■ EXERCISE MATERIAL:
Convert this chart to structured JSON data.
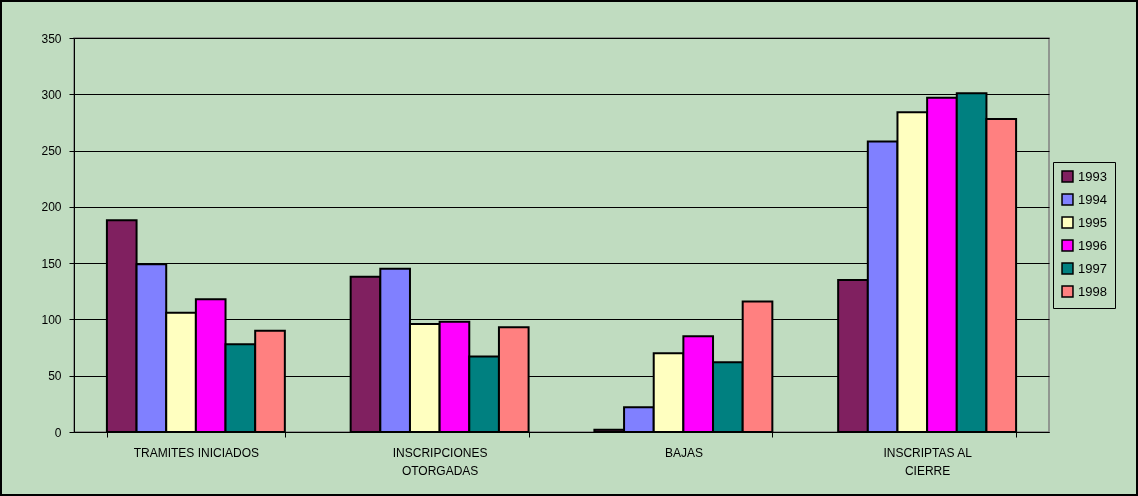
{
  "chart_data": {
    "type": "bar",
    "categories": [
      "TRAMITES INICIADOS",
      "INSCRIPCIONES OTORGADAS",
      "BAJAS",
      "INSCRIPTAS AL CIERRE"
    ],
    "series": [
      {
        "name": "1993",
        "color": "#802060",
        "values": [
          188,
          138,
          2,
          135
        ]
      },
      {
        "name": "1994",
        "color": "#8080ff",
        "values": [
          149,
          145,
          22,
          258
        ]
      },
      {
        "name": "1995",
        "color": "#ffffc0",
        "values": [
          106,
          96,
          70,
          284
        ]
      },
      {
        "name": "1996",
        "color": "#ff00ff",
        "values": [
          118,
          98,
          85,
          297
        ]
      },
      {
        "name": "1997",
        "color": "#008080",
        "values": [
          78,
          67,
          62,
          301
        ]
      },
      {
        "name": "1998",
        "color": "#ff8080",
        "values": [
          90,
          93,
          116,
          278
        ]
      }
    ],
    "ylim": [
      0,
      350
    ],
    "yticks": [
      0,
      50,
      100,
      150,
      200,
      250,
      300,
      350
    ],
    "grid": "y",
    "legend": "right"
  }
}
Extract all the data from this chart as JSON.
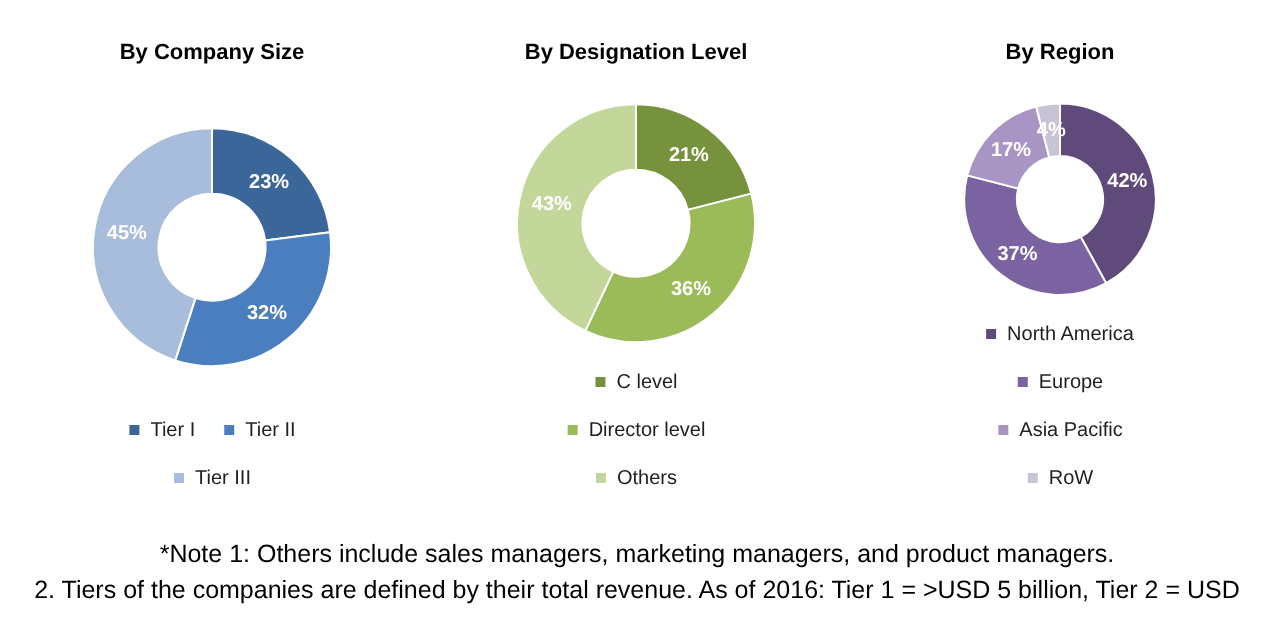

■ JOB: All lines that include "color" are to be gathered and copied.

■ THE RESPONSE:
        "color": "#802060",
        "color": "#8080ff",
        "color": "#ffffc0",
        "color": "#ff00ff",
        "color": "#008080",
        "color": "#ff8080",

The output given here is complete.